> _JOB_
Transcribe the records below exactly as they appear.

Source data
****************************************
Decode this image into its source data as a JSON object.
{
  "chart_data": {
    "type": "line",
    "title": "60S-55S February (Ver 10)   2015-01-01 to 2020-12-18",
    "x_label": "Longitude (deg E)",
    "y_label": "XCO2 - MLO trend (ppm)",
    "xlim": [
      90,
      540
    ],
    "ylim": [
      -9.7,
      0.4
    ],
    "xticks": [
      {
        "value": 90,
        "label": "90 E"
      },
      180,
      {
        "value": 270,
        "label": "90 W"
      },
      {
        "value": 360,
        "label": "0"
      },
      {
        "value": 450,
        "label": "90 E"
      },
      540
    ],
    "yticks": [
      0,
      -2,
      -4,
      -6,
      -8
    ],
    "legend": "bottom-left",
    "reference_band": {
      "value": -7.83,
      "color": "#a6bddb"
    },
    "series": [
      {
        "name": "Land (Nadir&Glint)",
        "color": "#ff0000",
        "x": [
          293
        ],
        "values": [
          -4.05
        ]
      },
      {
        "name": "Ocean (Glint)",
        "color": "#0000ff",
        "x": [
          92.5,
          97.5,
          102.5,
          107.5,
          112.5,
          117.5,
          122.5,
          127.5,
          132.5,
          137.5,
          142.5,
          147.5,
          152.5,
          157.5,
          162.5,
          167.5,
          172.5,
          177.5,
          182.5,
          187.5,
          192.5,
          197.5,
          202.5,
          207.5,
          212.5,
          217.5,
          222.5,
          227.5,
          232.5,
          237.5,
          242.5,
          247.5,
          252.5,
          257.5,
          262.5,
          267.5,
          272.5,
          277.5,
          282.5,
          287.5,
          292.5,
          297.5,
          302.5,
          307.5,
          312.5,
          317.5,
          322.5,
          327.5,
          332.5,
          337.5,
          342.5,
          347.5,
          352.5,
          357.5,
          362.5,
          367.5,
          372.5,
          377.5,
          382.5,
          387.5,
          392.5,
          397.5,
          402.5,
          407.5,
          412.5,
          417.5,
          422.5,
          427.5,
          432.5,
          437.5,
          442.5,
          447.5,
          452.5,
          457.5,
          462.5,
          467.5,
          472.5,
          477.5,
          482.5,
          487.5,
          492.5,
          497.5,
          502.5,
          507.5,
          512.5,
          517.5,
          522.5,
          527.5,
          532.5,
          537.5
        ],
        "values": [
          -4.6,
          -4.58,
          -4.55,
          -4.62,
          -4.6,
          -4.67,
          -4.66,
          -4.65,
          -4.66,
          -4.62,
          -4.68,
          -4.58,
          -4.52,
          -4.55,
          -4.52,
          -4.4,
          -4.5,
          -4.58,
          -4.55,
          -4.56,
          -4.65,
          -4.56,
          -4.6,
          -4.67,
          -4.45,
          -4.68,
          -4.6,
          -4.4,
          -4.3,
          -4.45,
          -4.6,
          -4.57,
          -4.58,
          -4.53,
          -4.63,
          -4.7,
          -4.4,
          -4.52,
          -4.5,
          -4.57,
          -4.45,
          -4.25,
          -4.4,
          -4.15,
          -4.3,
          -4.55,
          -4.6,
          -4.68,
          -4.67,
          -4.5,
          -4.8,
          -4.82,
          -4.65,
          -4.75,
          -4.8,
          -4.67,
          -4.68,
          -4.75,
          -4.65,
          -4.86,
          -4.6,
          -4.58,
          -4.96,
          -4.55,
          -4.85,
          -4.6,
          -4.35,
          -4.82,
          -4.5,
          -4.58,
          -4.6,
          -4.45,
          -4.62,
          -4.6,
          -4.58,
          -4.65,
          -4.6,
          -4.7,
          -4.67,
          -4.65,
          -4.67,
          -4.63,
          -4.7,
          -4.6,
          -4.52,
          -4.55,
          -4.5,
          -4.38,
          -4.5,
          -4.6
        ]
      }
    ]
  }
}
****************************************
> _COMPLETED EXERCISE_
Decode this image into its source data as a JSON object.
{
  "chart_data": {
    "type": "line",
    "title": "60S-55S February (Ver 10)   2015-01-01 to 2020-12-18",
    "x_label": "Longitude (deg E)",
    "y_label": "XCO2 - MLO trend (ppm)",
    "xlim": [
      90,
      540
    ],
    "ylim": [
      -9.7,
      0.4
    ],
    "xticks": [
      {
        "value": 90,
        "label": "90 E"
      },
      180,
      {
        "value": 270,
        "label": "90 W"
      },
      {
        "value": 360,
        "label": "0"
      },
      {
        "value": 450,
        "label": "90 E"
      },
      540
    ],
    "yticks": [
      0,
      -2,
      -4,
      -6,
      -8
    ],
    "legend": "bottom-left",
    "reference_band": {
      "value": -7.83,
      "color": "#a6bddb"
    },
    "series": [
      {
        "name": "Land (Nadir&Glint)",
        "color": "#ff0000",
        "x": [
          293
        ],
        "values": [
          -4.05
        ]
      },
      {
        "name": "Ocean (Glint)",
        "color": "#0000ff",
        "x": [
          92.5,
          97.5,
          102.5,
          107.5,
          112.5,
          117.5,
          122.5,
          127.5,
          132.5,
          137.5,
          142.5,
          147.5,
          152.5,
          157.5,
          162.5,
          167.5,
          172.5,
          177.5,
          182.5,
          187.5,
          192.5,
          197.5,
          202.5,
          207.5,
          212.5,
          217.5,
          222.5,
          227.5,
          232.5,
          237.5,
          242.5,
          247.5,
          252.5,
          257.5,
          262.5,
          267.5,
          272.5,
          277.5,
          282.5,
          287.5,
          292.5,
          297.5,
          302.5,
          307.5,
          312.5,
          317.5,
          322.5,
          327.5,
          332.5,
          337.5,
          342.5,
          347.5,
          352.5,
          357.5,
          362.5,
          367.5,
          372.5,
          377.5,
          382.5,
          387.5,
          392.5,
          397.5,
          402.5,
          407.5,
          412.5,
          417.5,
          422.5,
          427.5,
          432.5,
          437.5,
          442.5,
          447.5,
          452.5,
          457.5,
          462.5,
          467.5,
          472.5,
          477.5,
          482.5,
          487.5,
          492.5,
          497.5,
          502.5,
          507.5,
          512.5,
          517.5,
          522.5,
          527.5,
          532.5,
          537.5
        ],
        "values": [
          -4.6,
          -4.58,
          -4.55,
          -4.62,
          -4.6,
          -4.67,
          -4.66,
          -4.65,
          -4.66,
          -4.62,
          -4.68,
          -4.58,
          -4.52,
          -4.55,
          -4.52,
          -4.4,
          -4.5,
          -4.58,
          -4.55,
          -4.56,
          -4.65,
          -4.56,
          -4.6,
          -4.67,
          -4.45,
          -4.68,
          -4.6,
          -4.4,
          -4.3,
          -4.45,
          -4.6,
          -4.57,
          -4.58,
          -4.53,
          -4.63,
          -4.7,
          -4.4,
          -4.52,
          -4.5,
          -4.57,
          -4.45,
          -4.25,
          -4.4,
          -4.15,
          -4.3,
          -4.55,
          -4.6,
          -4.68,
          -4.67,
          -4.5,
          -4.8,
          -4.82,
          -4.65,
          -4.75,
          -4.8,
          -4.67,
          -4.68,
          -4.75,
          -4.65,
          -4.86,
          -4.6,
          -4.58,
          -4.96,
          -4.55,
          -4.85,
          -4.6,
          -4.35,
          -4.82,
          -4.5,
          -4.58,
          -4.6,
          -4.45,
          -4.62,
          -4.6,
          -4.58,
          -4.65,
          -4.6,
          -4.7,
          -4.67,
          -4.65,
          -4.67,
          -4.63,
          -4.7,
          -4.6,
          -4.52,
          -4.55,
          -4.5,
          -4.38,
          -4.5,
          -4.6
        ]
      }
    ]
  }
}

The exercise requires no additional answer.